begin DATA EXTRACT

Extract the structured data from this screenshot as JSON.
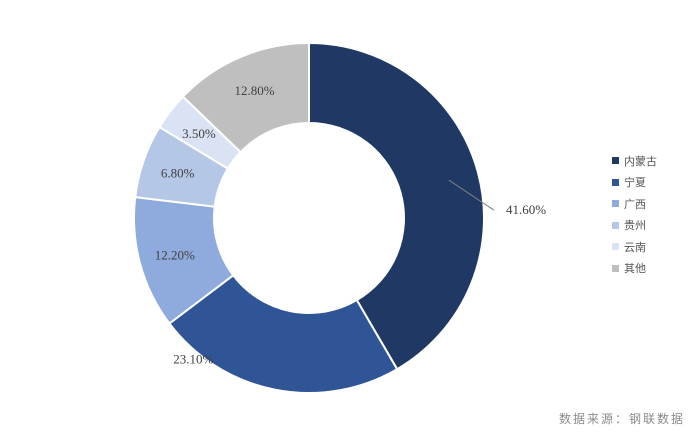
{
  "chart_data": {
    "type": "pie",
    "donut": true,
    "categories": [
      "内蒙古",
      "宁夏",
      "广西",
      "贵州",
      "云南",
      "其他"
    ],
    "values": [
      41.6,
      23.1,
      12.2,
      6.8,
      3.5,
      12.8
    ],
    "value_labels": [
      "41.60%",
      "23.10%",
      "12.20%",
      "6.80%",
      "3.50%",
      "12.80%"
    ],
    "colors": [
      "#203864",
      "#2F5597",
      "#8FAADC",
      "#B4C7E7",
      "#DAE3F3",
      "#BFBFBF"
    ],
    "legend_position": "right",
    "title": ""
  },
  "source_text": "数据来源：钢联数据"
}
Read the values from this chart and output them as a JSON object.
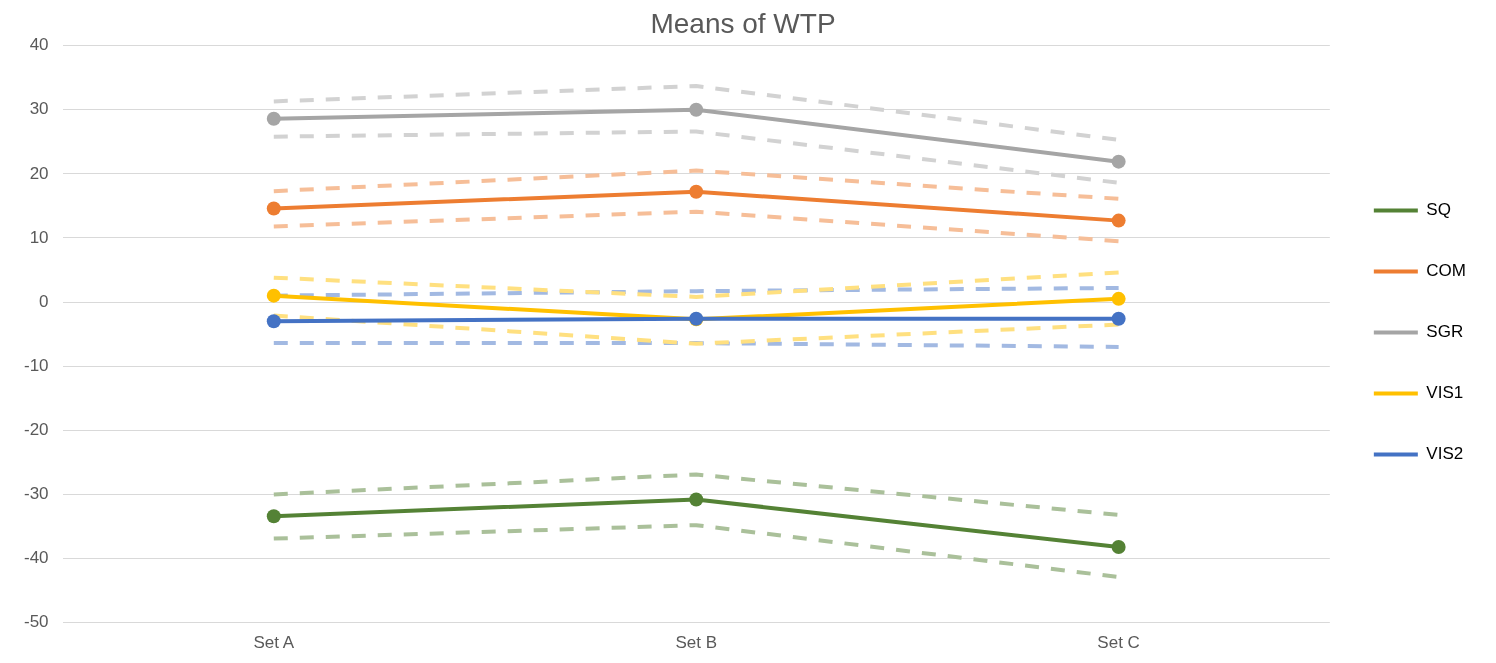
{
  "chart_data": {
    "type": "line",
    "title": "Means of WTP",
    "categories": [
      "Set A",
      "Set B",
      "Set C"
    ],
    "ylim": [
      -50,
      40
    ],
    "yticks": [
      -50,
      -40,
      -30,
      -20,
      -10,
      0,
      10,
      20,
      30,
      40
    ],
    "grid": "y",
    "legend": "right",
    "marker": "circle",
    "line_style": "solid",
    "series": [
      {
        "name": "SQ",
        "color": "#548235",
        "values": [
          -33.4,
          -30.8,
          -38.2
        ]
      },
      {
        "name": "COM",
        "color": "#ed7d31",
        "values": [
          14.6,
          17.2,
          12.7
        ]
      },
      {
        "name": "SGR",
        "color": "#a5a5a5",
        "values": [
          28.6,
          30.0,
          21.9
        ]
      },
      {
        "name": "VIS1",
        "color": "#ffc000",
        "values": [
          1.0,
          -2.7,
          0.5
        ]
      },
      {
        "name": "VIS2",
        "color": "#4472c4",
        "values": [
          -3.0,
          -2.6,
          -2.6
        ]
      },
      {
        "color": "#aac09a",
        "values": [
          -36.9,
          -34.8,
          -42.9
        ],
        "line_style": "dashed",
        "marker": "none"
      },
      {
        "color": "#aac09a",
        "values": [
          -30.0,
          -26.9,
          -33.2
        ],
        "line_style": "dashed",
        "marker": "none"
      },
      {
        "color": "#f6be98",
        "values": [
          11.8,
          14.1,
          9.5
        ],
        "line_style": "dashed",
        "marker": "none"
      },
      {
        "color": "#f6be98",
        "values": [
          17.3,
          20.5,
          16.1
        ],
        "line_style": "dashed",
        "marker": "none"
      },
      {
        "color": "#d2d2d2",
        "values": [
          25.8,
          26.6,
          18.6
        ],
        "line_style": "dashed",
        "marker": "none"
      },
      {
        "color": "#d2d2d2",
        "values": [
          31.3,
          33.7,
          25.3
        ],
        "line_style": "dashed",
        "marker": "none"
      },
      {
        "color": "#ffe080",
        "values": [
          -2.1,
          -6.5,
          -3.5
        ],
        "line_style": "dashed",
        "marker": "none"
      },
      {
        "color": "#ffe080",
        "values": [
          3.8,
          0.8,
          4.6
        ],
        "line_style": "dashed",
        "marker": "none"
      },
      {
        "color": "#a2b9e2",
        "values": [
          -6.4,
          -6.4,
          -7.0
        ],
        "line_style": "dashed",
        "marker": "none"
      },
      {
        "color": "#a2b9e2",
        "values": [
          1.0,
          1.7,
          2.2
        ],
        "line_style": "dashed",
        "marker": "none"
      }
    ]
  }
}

end DATA EXTRACT
begin DATA EXTRACT

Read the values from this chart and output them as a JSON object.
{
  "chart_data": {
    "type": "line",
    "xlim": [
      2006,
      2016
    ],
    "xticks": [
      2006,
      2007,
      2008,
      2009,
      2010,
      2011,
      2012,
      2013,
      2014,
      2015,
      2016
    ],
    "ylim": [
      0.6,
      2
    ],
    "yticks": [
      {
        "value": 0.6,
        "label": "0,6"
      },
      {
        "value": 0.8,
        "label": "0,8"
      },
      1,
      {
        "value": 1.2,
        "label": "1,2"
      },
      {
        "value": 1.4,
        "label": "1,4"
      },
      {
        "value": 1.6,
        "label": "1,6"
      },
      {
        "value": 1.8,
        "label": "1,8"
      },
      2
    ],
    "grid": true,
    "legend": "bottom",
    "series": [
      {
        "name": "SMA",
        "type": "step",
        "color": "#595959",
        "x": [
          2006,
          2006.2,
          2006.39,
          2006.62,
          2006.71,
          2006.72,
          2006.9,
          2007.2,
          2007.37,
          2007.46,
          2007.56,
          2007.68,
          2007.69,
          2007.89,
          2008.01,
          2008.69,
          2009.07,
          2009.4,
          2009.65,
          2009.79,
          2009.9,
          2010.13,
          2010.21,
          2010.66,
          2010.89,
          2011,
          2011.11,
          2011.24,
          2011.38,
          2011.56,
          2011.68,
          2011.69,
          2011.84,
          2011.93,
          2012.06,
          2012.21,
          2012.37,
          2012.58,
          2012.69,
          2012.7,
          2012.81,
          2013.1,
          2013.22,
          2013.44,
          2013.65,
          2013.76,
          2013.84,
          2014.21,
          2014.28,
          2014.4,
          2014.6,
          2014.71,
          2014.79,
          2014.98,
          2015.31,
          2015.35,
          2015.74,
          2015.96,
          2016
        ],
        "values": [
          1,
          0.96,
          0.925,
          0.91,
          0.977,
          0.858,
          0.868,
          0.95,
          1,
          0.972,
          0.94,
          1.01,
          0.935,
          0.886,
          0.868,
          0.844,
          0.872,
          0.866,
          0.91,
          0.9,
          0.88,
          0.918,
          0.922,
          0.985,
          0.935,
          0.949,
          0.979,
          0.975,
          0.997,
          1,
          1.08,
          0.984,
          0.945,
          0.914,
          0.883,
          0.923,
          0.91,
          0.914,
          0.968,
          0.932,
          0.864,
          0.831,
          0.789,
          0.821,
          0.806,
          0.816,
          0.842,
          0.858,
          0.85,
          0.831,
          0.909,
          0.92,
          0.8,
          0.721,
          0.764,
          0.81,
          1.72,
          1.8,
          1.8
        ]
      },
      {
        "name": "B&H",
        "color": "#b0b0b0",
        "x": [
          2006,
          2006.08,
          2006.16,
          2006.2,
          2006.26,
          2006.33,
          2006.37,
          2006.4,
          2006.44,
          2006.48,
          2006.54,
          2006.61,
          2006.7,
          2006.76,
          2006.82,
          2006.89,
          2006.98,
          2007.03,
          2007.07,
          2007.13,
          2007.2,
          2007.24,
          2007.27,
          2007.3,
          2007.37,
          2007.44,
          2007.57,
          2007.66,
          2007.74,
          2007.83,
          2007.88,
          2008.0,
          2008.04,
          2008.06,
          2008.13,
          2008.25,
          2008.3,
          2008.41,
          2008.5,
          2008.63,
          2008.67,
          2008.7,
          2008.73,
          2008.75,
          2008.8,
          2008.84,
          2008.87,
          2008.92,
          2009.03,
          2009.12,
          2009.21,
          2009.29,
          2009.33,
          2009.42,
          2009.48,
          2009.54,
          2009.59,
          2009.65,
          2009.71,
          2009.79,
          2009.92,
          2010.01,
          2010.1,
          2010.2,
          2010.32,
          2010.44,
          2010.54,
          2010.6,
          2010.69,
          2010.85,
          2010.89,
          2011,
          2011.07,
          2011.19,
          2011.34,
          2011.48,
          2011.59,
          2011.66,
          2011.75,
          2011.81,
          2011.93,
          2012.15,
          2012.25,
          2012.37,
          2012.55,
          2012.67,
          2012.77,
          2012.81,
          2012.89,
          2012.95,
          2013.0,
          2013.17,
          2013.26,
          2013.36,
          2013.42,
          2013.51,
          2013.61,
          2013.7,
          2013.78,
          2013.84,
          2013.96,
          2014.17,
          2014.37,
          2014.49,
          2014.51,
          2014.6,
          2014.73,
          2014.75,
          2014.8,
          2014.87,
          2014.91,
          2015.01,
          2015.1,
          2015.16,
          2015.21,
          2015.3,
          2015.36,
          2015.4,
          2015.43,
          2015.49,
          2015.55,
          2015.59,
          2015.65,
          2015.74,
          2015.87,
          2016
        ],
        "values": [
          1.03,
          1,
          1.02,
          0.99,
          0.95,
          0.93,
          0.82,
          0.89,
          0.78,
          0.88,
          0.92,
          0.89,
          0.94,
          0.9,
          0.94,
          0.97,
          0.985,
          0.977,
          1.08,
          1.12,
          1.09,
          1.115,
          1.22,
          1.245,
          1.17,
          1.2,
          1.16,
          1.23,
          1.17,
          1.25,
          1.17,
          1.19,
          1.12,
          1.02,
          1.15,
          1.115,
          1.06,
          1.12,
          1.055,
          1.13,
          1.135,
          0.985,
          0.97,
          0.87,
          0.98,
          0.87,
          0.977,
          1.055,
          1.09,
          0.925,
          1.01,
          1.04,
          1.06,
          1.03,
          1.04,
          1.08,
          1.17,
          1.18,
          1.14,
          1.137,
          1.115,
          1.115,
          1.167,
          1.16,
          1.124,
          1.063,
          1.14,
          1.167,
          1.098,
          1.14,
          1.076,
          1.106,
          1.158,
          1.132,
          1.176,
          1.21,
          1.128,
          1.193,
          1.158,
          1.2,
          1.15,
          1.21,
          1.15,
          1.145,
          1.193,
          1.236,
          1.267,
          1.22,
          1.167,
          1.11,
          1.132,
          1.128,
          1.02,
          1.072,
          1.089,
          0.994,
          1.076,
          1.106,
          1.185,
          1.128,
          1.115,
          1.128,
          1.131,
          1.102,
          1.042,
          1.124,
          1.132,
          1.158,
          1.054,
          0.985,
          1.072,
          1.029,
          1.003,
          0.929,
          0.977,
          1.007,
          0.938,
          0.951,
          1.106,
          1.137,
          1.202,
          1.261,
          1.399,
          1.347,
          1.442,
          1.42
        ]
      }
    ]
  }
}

end DATA EXTRACT

WRITTEN PROBLEM> Copy out every line that includes the word "type".

SOLUTION>
    "type": "pie",
    "type": "line",
    "type": "line",
        "type": "step",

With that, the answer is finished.